Aim of the task.
Below are some entries; can you quote all of them exactly?

Dataset entries.
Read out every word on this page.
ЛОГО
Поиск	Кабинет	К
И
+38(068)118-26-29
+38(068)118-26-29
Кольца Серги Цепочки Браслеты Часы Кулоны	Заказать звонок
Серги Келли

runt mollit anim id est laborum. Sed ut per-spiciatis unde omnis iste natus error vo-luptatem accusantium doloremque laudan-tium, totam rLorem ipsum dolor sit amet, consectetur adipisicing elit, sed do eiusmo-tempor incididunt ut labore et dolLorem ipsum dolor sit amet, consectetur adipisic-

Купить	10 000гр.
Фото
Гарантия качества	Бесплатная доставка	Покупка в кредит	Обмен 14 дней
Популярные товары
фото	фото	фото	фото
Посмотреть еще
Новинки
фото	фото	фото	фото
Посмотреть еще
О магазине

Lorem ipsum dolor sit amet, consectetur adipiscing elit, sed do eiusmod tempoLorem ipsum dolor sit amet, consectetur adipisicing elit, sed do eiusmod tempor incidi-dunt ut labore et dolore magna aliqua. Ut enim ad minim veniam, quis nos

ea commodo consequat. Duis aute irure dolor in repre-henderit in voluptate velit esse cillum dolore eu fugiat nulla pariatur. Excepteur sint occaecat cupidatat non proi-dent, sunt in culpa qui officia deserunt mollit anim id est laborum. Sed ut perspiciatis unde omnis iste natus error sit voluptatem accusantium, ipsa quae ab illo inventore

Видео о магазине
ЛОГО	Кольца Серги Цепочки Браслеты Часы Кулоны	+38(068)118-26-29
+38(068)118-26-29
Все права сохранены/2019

Answer in full.
Read out every word on this page.
ЛОГО
Поиск	Кабинет	К
И
+38(068)118-26-29
+38(068)118-26-29
Кольца Серги Цепочки Браслеты Часы Кулоны	Заказать звонок
Серги Келли

runt mollit anim id est laborum. Sed ut per-spiciatis unde omnis iste natus error vo-luptatem accusantium doloremque laudan-tium, totam rLorem ipsum dolor sit amet, consectetur adipisicing elit, sed do eiusmo-tempor incididunt ut labore et dolLorem ipsum dolor sit amet, consectetur adipisic-

Купить	10 000гр.
Фото
Гарантия качества	Бесплатная доставка	Покупка в кредит	Обмен 14 дней
Популярные товары
фото	фото	фото	фото
Посмотреть еще
Новинки
фото	фото	фото	фото
Посмотреть еще
О магазине

Lorem ipsum dolor sit amet, consectetur adipiscing elit, sed do eiusmod tempoLorem ipsum dolor sit amet, consectetur adipisicing elit, sed do eiusmod tempor incidi-dunt ut labore et dolore magna aliqua. Ut enim ad minim veniam, quis nos

ea commodo consequat. Duis aute irure dolor in repre-henderit in voluptate velit esse cillum dolore eu fugiat nulla pariatur. Excepteur sint occaecat cupidatat non proi-dent, sunt in culpa qui officia deserunt mollit anim id est laborum. Sed ut perspiciatis unde omnis iste natus error sit voluptatem accusantium, ipsa quae ab illo inventore

Видео о магазине
ЛОГО	Кольца Серги Цепочки Браслеты Часы Кулоны	+38(068)118-26-29
+38(068)118-26-29
Все права сохранены/2019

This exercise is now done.